### EXERCISE GOAL:
Search the data for the word "JSON" and copy every line that contains it.

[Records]
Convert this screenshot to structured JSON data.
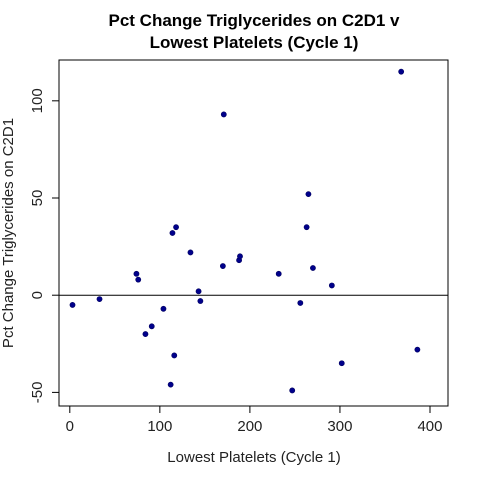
{
  "chart_data": {
    "type": "scatter",
    "title_lines": [
      "Pct Change Triglycerides on C2D1 v",
      "Lowest Platelets (Cycle 1)"
    ],
    "xlabel": "Lowest Platelets (Cycle 1)",
    "ylabel": "Pct Change Triglycerides on C2D1",
    "xlim": [
      -12,
      420
    ],
    "ylim": [
      -57,
      121
    ],
    "xticks": [
      0,
      100,
      200,
      300,
      400
    ],
    "yticks": [
      -50,
      0,
      50,
      100
    ],
    "reference_line_y": 0,
    "point_color": "#00008b",
    "points": [
      {
        "x": 3,
        "y": -5
      },
      {
        "x": 33,
        "y": -2
      },
      {
        "x": 74,
        "y": 11
      },
      {
        "x": 76,
        "y": 8
      },
      {
        "x": 84,
        "y": -20
      },
      {
        "x": 91,
        "y": -16
      },
      {
        "x": 104,
        "y": -7
      },
      {
        "x": 112,
        "y": -46
      },
      {
        "x": 114,
        "y": 32
      },
      {
        "x": 116,
        "y": -31
      },
      {
        "x": 118,
        "y": 35
      },
      {
        "x": 134,
        "y": 22
      },
      {
        "x": 143,
        "y": 2
      },
      {
        "x": 145,
        "y": -3
      },
      {
        "x": 170,
        "y": 15
      },
      {
        "x": 171,
        "y": 93
      },
      {
        "x": 188,
        "y": 18
      },
      {
        "x": 189,
        "y": 20
      },
      {
        "x": 232,
        "y": 11
      },
      {
        "x": 247,
        "y": -49
      },
      {
        "x": 256,
        "y": -4
      },
      {
        "x": 263,
        "y": 35
      },
      {
        "x": 265,
        "y": 52
      },
      {
        "x": 270,
        "y": 14
      },
      {
        "x": 291,
        "y": 5
      },
      {
        "x": 302,
        "y": -35
      },
      {
        "x": 368,
        "y": 115
      },
      {
        "x": 386,
        "y": -28
      }
    ]
  }
}
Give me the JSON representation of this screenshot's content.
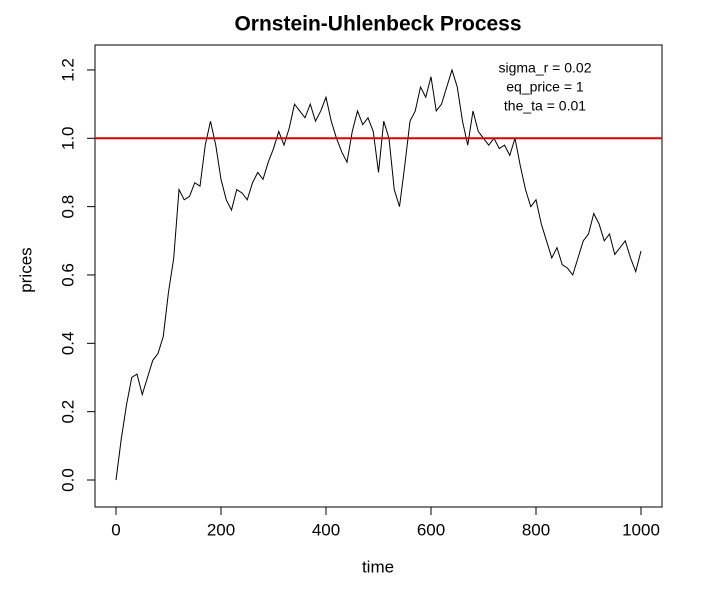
{
  "chart_data": {
    "type": "line",
    "title": "Ornstein-Uhlenbeck Process",
    "x_label": "time",
    "y_label": "prices",
    "x": [
      0,
      10,
      20,
      30,
      40,
      50,
      60,
      70,
      80,
      90,
      100,
      110,
      120,
      130,
      140,
      150,
      160,
      170,
      180,
      190,
      200,
      210,
      220,
      230,
      240,
      250,
      260,
      270,
      280,
      290,
      300,
      310,
      320,
      330,
      340,
      350,
      360,
      370,
      380,
      390,
      400,
      410,
      420,
      430,
      440,
      450,
      460,
      470,
      480,
      490,
      500,
      510,
      520,
      530,
      540,
      550,
      560,
      570,
      580,
      590,
      600,
      610,
      620,
      630,
      640,
      650,
      660,
      670,
      680,
      690,
      700,
      710,
      720,
      730,
      740,
      750,
      760,
      770,
      780,
      790,
      800,
      810,
      820,
      830,
      840,
      850,
      860,
      870,
      880,
      890,
      900,
      910,
      920,
      930,
      940,
      950,
      960,
      970,
      980,
      990,
      1000
    ],
    "values": [
      0.0,
      0.12,
      0.22,
      0.3,
      0.31,
      0.25,
      0.3,
      0.35,
      0.37,
      0.42,
      0.55,
      0.65,
      0.85,
      0.82,
      0.83,
      0.87,
      0.86,
      0.98,
      1.05,
      0.98,
      0.88,
      0.82,
      0.79,
      0.85,
      0.84,
      0.82,
      0.87,
      0.9,
      0.88,
      0.93,
      0.97,
      1.02,
      0.98,
      1.03,
      1.1,
      1.08,
      1.06,
      1.1,
      1.05,
      1.08,
      1.12,
      1.05,
      1.0,
      0.96,
      0.93,
      1.02,
      1.08,
      1.04,
      1.06,
      1.02,
      0.9,
      1.05,
      1.0,
      0.85,
      0.8,
      0.92,
      1.05,
      1.08,
      1.15,
      1.12,
      1.18,
      1.08,
      1.1,
      1.15,
      1.2,
      1.15,
      1.05,
      0.98,
      1.08,
      1.02,
      1.0,
      0.98,
      1.0,
      0.97,
      0.98,
      0.95,
      1.0,
      0.92,
      0.85,
      0.8,
      0.82,
      0.75,
      0.7,
      0.65,
      0.68,
      0.63,
      0.62,
      0.6,
      0.65,
      0.7,
      0.72,
      0.78,
      0.75,
      0.7,
      0.72,
      0.66,
      0.68,
      0.7,
      0.65,
      0.61,
      0.67
    ],
    "color": "#000000",
    "hline": {
      "value": 1,
      "color": "#dd0000"
    },
    "annotations": [
      "sigma_r = 0.02",
      "eq_price = 1",
      "the_ta = 0.01"
    ],
    "xlim": [
      -40,
      1040
    ],
    "ylim": [
      -0.079,
      1.273
    ],
    "xticks": [
      0,
      200,
      400,
      600,
      800,
      1000
    ],
    "yticks": [
      {
        "value": 0,
        "label": "0.0"
      },
      {
        "value": 0.2,
        "label": "0.2"
      },
      {
        "value": 0.4,
        "label": "0.4"
      },
      {
        "value": 0.6,
        "label": "0.6"
      },
      {
        "value": 0.8,
        "label": "0.8"
      },
      {
        "value": 1,
        "label": "1.0"
      },
      {
        "value": 1.2,
        "label": "1.2"
      }
    ]
  }
}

### CORRECT ANSWER:
Convert this screenshot to structured JSON data.
Give me the JSON representation of this screenshot's content.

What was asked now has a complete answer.